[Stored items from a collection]

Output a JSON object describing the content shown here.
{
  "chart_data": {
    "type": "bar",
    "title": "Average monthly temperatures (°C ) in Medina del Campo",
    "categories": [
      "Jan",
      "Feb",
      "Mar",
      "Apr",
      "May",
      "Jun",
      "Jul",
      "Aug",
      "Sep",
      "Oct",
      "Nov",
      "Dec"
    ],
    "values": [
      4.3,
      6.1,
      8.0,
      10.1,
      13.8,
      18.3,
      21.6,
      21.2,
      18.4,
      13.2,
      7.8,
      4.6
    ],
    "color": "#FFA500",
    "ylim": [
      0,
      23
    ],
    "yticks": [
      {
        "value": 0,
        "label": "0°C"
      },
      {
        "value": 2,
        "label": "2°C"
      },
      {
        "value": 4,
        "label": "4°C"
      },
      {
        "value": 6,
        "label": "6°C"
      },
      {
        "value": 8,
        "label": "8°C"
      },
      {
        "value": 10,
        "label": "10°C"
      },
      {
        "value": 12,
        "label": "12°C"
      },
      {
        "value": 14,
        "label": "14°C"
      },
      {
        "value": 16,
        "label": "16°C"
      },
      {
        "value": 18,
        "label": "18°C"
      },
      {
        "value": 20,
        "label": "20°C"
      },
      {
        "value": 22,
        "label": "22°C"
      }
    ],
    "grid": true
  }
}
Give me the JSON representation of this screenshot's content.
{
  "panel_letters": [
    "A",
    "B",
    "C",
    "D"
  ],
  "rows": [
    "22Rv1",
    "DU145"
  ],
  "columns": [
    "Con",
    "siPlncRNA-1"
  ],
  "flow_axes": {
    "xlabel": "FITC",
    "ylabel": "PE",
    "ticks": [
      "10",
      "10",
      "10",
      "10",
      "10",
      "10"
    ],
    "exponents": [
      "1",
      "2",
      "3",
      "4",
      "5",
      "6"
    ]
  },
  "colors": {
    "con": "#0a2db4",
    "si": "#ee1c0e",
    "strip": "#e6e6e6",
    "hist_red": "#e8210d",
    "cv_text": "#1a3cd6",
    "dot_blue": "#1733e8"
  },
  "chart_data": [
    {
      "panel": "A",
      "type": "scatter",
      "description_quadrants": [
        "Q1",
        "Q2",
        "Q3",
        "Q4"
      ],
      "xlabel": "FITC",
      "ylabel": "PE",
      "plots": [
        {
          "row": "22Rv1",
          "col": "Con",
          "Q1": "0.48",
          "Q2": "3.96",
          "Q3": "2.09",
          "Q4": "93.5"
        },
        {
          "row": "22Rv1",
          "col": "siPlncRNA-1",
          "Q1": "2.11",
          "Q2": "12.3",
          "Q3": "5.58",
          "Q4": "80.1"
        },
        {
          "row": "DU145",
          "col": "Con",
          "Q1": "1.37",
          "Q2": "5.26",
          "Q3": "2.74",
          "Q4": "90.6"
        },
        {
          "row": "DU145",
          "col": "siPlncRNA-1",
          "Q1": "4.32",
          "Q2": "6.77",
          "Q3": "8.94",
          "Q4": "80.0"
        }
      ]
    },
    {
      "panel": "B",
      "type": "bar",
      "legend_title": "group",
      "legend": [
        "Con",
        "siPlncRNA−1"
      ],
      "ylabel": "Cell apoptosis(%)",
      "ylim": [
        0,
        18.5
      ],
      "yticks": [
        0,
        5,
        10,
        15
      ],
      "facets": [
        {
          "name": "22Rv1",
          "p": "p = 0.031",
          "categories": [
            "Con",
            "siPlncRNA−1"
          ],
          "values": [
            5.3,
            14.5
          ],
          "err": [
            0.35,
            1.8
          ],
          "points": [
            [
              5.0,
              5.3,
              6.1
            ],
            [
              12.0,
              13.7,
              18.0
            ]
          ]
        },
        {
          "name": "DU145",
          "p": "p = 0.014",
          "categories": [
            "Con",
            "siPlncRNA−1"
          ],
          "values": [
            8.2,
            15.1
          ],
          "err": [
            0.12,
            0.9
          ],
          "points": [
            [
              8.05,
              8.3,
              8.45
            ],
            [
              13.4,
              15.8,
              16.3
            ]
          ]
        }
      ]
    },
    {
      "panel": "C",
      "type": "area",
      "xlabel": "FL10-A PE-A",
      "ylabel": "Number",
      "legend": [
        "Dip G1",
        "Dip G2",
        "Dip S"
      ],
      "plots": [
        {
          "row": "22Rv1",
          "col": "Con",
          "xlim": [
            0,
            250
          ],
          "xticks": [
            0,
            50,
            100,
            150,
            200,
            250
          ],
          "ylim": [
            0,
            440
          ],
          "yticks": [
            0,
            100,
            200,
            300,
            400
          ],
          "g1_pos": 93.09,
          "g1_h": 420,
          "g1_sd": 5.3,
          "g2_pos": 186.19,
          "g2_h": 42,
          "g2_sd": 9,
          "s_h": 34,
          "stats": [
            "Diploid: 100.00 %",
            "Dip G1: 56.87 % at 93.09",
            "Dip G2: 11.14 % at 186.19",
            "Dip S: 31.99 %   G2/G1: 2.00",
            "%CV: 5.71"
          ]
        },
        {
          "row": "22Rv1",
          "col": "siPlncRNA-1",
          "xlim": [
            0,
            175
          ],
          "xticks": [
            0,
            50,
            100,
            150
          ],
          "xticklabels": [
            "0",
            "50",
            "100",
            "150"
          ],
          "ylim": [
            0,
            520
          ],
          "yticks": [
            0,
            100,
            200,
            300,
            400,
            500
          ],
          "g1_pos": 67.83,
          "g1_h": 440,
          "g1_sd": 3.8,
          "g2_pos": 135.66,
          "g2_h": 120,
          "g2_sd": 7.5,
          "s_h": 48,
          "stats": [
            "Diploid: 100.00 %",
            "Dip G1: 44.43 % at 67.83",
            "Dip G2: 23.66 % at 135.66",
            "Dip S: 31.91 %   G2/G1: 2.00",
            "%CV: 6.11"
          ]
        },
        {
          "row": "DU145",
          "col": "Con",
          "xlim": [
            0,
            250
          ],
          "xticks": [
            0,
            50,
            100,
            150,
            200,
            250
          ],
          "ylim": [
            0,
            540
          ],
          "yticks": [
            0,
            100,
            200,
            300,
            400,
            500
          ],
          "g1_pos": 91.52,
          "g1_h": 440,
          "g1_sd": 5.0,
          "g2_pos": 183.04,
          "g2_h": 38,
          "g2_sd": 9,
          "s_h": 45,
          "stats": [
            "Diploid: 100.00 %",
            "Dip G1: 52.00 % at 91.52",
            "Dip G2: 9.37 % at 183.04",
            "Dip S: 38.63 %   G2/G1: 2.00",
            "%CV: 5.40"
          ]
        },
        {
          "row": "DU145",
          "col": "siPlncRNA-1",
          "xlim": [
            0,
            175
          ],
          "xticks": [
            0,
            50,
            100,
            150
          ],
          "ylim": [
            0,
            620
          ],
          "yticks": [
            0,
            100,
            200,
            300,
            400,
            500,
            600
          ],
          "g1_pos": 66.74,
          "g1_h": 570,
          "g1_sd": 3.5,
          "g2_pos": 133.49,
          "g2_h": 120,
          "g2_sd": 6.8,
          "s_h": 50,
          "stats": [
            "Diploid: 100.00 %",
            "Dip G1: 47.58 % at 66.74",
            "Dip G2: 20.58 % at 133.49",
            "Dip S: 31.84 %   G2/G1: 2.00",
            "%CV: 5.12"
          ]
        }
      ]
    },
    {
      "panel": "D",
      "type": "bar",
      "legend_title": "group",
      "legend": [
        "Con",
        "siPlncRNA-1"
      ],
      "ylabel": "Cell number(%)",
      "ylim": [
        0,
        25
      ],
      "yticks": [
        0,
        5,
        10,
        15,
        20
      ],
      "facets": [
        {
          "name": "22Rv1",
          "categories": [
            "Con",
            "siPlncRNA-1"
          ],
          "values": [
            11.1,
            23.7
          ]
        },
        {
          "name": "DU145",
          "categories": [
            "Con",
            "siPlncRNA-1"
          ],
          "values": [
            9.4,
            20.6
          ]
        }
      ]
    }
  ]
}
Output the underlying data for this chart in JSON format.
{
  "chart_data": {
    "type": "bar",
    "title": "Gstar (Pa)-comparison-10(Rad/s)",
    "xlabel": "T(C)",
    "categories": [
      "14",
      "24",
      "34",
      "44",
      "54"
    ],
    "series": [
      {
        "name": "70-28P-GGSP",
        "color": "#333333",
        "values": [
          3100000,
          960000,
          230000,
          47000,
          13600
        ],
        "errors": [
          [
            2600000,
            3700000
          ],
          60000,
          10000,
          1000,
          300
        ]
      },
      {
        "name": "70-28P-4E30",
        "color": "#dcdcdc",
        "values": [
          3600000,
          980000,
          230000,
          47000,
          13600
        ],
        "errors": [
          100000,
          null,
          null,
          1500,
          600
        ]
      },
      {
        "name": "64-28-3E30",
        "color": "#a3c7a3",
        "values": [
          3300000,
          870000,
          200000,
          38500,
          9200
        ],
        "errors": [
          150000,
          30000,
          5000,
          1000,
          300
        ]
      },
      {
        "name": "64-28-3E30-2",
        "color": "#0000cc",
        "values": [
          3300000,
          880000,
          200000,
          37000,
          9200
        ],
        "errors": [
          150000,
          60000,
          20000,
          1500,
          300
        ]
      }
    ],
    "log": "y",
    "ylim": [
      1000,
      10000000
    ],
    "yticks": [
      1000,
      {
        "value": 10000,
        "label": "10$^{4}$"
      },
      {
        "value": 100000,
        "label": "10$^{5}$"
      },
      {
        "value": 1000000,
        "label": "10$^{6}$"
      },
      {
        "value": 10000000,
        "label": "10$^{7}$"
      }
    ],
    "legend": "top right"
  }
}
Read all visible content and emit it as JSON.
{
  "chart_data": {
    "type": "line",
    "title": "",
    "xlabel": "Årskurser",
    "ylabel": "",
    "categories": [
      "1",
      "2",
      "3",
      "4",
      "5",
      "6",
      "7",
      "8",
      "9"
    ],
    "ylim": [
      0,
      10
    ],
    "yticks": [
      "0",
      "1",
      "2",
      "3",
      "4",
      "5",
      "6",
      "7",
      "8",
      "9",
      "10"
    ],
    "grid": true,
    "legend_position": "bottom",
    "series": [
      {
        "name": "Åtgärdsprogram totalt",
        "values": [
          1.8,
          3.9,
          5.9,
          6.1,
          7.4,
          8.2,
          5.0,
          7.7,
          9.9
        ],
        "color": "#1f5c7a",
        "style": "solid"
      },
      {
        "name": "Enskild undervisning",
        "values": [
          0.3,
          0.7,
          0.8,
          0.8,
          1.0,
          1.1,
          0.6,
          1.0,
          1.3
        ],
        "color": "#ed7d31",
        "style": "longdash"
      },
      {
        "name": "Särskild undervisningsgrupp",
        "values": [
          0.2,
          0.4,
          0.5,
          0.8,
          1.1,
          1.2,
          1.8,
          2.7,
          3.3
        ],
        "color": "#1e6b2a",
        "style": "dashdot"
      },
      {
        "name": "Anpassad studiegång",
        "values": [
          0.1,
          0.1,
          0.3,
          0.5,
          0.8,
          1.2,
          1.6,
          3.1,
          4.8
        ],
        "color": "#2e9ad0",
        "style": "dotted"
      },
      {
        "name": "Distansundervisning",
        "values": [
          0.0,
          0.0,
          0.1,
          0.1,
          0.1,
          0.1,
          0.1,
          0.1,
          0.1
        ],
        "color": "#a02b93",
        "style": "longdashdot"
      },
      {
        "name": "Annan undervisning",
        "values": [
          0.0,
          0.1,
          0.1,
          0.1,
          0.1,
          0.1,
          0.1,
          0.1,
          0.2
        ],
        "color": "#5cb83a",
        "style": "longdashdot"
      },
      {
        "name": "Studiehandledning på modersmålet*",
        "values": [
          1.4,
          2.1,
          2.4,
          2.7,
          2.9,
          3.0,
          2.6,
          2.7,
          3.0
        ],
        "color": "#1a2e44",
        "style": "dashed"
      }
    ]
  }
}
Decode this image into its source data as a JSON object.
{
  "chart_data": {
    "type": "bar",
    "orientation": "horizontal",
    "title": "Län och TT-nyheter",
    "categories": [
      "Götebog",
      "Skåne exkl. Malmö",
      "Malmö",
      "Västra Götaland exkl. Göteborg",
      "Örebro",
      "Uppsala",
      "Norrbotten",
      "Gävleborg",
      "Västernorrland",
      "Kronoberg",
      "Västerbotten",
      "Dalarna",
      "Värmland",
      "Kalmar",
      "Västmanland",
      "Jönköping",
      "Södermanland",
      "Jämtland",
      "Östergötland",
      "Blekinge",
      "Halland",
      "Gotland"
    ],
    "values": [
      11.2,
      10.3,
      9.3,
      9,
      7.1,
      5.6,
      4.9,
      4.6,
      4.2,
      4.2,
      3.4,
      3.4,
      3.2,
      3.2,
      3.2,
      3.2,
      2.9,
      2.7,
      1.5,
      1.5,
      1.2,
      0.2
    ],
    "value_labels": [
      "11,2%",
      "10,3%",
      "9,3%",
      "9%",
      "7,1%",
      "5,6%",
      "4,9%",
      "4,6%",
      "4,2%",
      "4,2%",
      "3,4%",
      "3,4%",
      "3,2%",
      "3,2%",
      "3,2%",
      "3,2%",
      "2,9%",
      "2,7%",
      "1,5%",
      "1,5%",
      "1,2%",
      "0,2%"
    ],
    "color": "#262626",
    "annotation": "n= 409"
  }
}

- [Set exercise] State how many lines in the records above contain the word "ylabel", giving only the number.

- [Completed task] 6